[Records from a data source]
__________________________________________________

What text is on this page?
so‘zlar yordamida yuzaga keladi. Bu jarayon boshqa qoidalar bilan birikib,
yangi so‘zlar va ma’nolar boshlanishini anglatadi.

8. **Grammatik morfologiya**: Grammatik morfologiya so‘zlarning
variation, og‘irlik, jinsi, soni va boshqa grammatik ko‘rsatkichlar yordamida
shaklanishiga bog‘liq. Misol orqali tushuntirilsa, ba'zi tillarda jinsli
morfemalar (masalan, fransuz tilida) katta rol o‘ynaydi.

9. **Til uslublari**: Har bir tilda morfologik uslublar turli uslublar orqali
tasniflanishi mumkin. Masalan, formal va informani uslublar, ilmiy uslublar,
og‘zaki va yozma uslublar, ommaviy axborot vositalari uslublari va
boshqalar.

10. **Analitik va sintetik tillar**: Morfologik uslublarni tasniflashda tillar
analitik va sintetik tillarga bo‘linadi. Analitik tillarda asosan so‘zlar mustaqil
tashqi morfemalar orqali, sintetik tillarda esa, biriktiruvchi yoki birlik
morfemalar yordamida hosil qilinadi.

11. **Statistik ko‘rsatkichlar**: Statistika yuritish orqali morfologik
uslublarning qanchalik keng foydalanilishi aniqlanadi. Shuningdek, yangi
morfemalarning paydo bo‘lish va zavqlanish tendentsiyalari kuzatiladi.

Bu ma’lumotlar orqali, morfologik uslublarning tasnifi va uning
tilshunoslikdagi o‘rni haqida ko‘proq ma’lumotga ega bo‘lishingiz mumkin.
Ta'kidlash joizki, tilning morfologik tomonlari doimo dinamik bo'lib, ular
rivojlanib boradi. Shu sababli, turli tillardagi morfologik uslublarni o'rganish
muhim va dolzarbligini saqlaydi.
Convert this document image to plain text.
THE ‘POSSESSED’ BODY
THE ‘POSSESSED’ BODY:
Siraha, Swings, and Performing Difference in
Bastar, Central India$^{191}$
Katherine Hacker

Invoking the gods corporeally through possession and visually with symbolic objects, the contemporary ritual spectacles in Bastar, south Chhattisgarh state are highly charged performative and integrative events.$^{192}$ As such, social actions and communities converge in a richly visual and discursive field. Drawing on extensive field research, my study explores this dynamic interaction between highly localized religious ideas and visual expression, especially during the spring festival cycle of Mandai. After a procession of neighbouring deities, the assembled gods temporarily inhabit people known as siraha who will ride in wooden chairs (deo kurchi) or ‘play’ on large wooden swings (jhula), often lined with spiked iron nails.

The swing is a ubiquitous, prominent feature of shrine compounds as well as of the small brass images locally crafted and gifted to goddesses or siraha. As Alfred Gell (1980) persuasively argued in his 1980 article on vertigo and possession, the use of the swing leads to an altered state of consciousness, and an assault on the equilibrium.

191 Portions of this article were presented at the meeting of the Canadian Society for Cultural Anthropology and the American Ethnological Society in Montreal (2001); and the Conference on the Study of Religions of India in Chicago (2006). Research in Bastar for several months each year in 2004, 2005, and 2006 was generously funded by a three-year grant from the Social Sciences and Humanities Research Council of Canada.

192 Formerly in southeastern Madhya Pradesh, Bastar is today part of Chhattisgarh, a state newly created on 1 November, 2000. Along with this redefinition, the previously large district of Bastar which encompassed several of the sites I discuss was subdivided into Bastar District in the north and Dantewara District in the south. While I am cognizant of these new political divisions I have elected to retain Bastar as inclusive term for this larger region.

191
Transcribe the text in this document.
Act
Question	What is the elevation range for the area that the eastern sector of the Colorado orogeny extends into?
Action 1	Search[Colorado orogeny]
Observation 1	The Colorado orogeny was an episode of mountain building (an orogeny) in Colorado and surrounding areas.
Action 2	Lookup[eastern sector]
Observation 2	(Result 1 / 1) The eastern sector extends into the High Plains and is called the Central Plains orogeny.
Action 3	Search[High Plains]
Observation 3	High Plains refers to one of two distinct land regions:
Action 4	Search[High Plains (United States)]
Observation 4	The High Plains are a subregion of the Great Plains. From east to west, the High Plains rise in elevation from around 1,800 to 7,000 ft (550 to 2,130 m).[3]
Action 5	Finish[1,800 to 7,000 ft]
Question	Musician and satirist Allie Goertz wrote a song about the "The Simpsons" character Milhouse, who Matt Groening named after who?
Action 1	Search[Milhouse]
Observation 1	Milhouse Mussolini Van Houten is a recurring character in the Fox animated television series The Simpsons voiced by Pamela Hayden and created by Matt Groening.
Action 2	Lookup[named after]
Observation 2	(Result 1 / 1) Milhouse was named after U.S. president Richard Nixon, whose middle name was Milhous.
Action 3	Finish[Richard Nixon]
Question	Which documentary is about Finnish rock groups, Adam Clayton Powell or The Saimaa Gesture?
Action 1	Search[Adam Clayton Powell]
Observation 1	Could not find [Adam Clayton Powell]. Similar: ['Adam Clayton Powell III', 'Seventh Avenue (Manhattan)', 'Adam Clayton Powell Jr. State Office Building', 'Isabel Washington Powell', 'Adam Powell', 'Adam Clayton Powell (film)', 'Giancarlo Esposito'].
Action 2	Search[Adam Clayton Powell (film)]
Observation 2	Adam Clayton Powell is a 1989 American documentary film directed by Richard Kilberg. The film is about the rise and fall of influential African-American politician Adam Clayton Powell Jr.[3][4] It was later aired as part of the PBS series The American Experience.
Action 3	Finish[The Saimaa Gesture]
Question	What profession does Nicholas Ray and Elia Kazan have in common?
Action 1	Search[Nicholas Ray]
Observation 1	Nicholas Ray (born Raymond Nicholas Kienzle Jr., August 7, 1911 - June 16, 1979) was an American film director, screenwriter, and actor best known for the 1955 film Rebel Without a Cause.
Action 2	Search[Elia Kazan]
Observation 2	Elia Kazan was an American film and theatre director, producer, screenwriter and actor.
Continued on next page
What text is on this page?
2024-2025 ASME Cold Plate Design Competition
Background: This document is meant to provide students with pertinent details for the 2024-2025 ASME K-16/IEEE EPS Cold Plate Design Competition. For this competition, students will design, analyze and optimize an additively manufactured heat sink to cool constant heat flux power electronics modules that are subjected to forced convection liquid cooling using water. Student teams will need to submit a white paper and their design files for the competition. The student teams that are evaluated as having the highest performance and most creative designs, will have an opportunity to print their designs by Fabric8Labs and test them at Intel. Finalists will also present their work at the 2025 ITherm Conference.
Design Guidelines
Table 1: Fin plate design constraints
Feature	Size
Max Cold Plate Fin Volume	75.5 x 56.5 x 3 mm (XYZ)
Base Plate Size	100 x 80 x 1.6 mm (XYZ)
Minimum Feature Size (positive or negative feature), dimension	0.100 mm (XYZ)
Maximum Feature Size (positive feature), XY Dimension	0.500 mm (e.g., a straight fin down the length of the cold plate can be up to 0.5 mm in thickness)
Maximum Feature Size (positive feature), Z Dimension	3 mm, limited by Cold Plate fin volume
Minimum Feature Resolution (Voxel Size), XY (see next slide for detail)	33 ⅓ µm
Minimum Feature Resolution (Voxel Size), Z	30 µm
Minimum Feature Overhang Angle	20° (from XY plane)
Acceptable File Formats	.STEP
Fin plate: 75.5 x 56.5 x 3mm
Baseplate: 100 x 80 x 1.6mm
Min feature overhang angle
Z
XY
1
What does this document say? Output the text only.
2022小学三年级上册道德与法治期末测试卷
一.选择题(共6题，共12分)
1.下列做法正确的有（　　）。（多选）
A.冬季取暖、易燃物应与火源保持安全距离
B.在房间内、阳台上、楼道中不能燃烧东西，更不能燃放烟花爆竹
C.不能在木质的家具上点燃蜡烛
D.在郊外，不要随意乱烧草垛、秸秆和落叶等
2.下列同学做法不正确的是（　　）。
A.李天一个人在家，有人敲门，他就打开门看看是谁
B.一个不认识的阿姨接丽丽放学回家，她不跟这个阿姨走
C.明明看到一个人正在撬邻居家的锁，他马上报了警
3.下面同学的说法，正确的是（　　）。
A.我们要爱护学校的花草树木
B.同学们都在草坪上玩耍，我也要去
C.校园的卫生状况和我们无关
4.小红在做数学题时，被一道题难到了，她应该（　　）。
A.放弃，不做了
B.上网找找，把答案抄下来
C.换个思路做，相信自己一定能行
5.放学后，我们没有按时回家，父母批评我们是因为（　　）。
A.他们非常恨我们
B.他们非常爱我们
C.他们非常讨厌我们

__________________________________________________

The exercise: In the lines above, find each one with "text" and list it.

Result:
What text is on this page?
Convert this document image to plain text.
Transcribe the text in this document.
What text is on this page?
What does this document say? Output the text only.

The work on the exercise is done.